** Begin DATA ENTRIES **

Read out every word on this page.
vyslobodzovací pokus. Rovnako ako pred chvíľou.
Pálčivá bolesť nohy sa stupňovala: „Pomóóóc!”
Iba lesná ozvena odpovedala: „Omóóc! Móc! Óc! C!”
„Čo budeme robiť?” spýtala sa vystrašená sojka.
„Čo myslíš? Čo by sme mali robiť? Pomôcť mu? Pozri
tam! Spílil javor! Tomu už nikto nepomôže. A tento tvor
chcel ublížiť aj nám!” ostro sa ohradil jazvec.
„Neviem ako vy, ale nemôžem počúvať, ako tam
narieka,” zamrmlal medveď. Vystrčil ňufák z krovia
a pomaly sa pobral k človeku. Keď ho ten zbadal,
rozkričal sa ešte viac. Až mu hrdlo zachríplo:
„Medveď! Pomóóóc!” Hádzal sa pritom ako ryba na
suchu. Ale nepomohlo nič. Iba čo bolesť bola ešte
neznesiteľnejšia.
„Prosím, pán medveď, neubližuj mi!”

** End DATA ENTRIES **
** Begin DATA ENTRIES **

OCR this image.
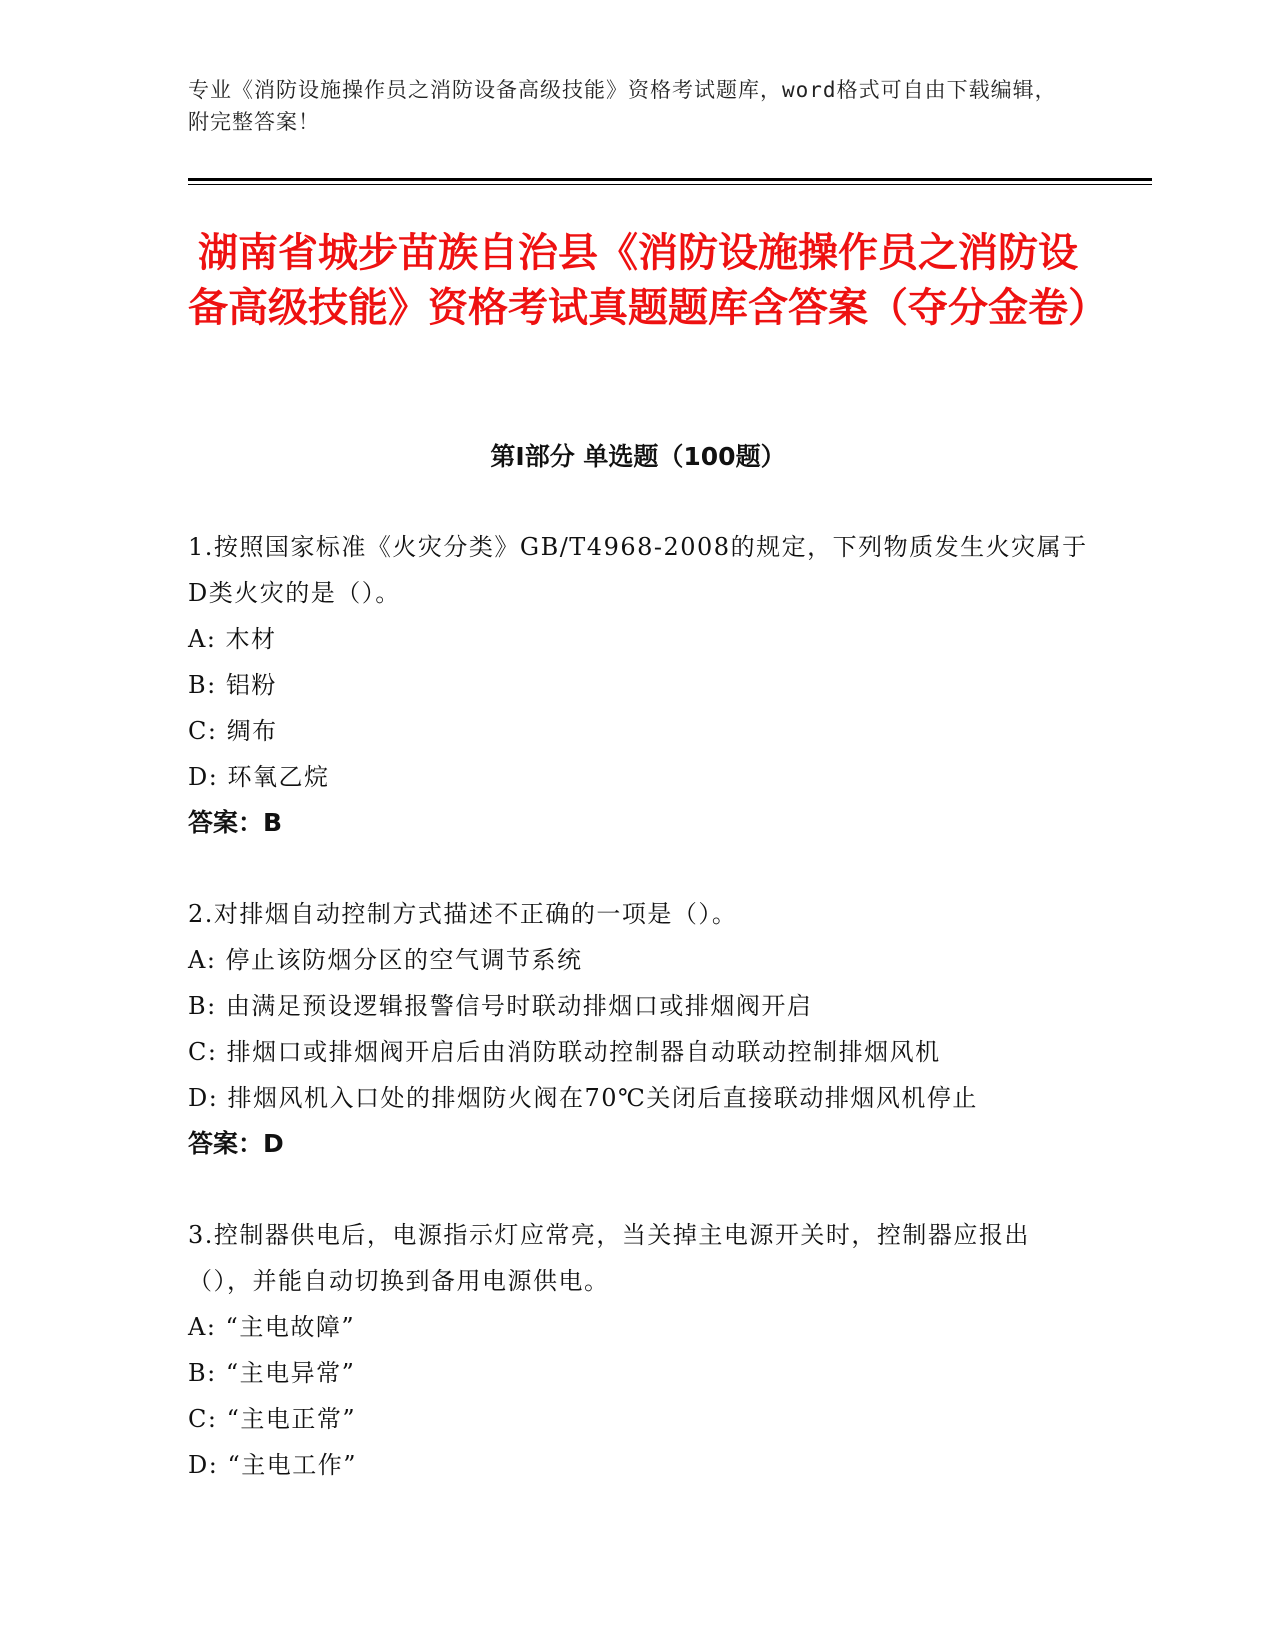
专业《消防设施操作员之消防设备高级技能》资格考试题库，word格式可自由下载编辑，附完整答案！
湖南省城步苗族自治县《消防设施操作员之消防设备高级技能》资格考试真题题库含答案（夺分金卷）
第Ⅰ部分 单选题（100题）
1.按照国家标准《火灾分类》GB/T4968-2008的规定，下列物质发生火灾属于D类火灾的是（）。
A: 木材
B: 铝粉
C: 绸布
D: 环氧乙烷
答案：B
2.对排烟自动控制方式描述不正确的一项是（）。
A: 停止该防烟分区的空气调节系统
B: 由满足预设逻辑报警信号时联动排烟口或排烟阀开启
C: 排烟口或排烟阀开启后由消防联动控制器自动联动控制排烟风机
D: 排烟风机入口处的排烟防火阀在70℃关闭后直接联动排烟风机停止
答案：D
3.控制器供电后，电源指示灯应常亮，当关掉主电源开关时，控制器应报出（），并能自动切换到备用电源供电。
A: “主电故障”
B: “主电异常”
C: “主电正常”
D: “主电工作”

** End DATA ENTRIES **
** Begin DATA ENTRIES **

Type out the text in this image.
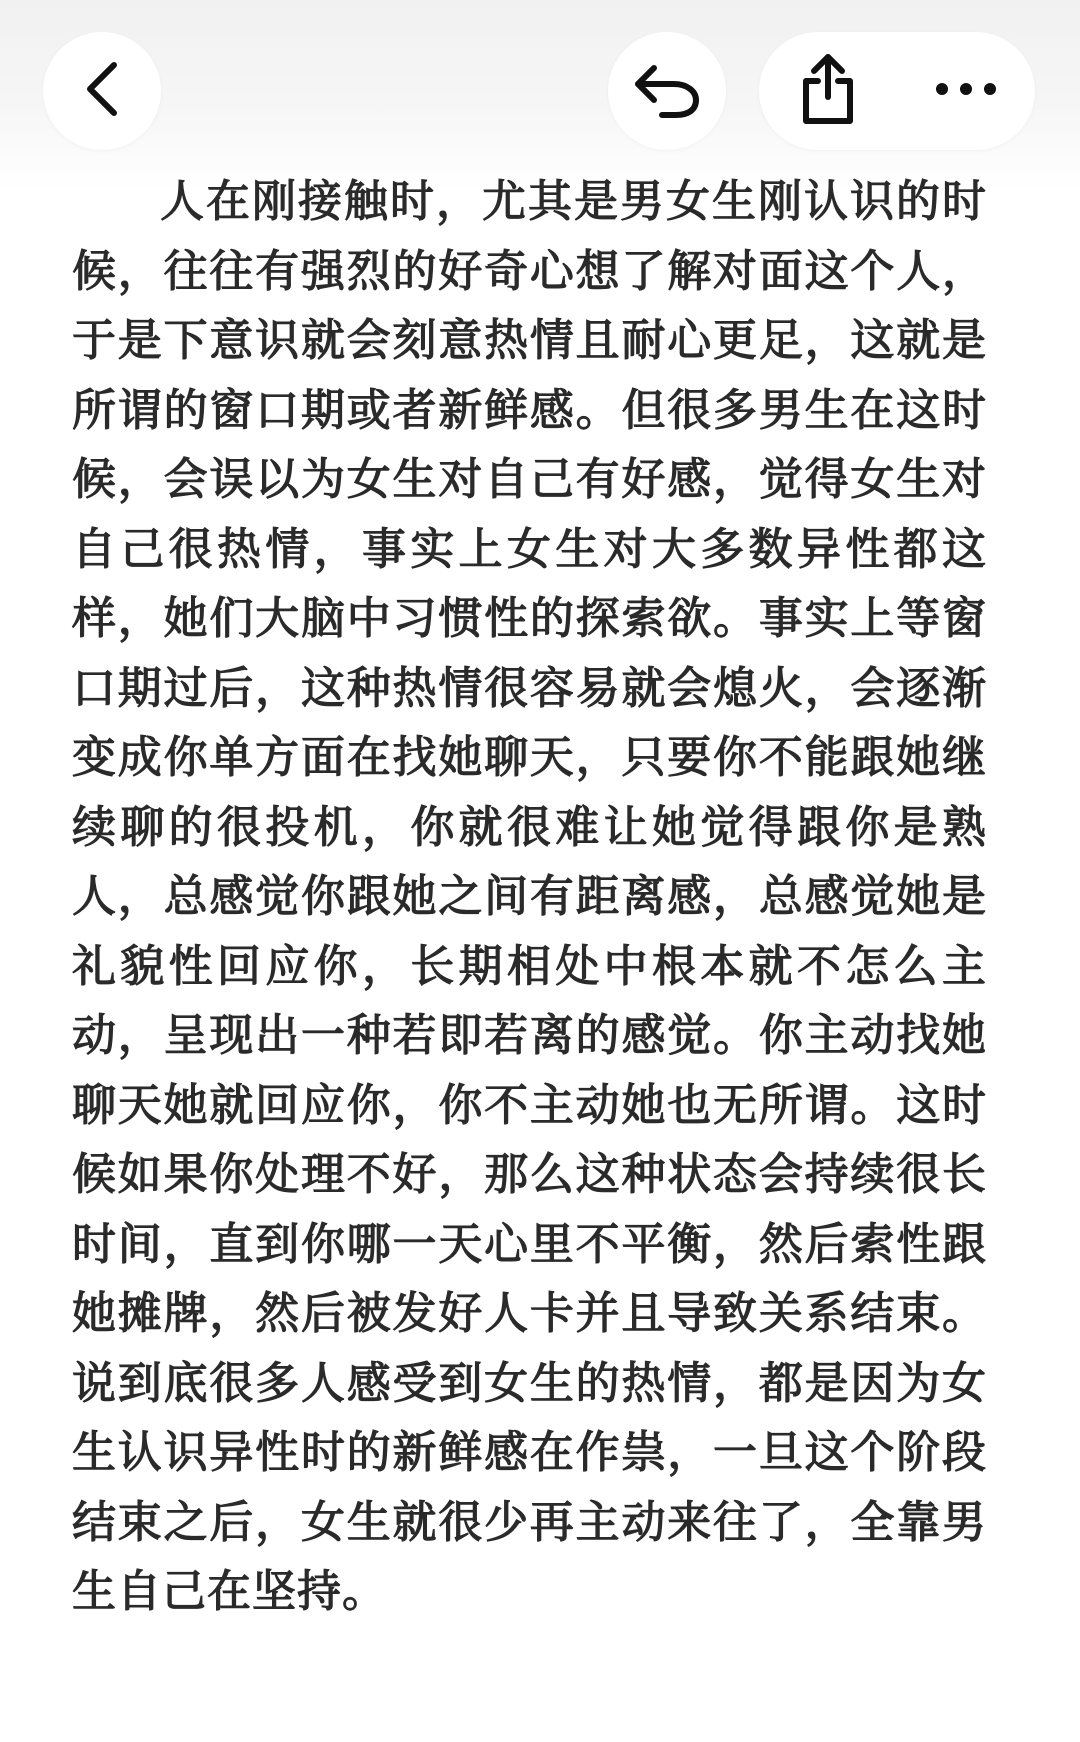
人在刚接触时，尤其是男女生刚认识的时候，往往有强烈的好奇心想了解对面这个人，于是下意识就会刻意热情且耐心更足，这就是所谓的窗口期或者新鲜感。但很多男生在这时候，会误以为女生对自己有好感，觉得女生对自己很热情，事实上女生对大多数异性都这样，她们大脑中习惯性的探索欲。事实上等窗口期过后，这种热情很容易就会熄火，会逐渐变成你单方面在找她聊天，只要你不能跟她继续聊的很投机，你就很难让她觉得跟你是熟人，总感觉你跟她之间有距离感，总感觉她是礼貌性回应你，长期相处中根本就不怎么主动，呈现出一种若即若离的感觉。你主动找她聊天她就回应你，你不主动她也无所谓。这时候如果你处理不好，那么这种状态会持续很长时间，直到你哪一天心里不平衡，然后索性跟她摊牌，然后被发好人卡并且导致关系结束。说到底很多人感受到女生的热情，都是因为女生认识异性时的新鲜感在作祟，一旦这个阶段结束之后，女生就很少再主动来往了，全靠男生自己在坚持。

** End DATA ENTRIES **

Which lines contain "ešte"? Copy each of them out.

§ **COMPLETE ANSWER**
rozkričal sa ešte viac. Až mu hrdlo zachríplo:
suchu. Ale nepomohlo nič. Iba čo bolesť bola ešte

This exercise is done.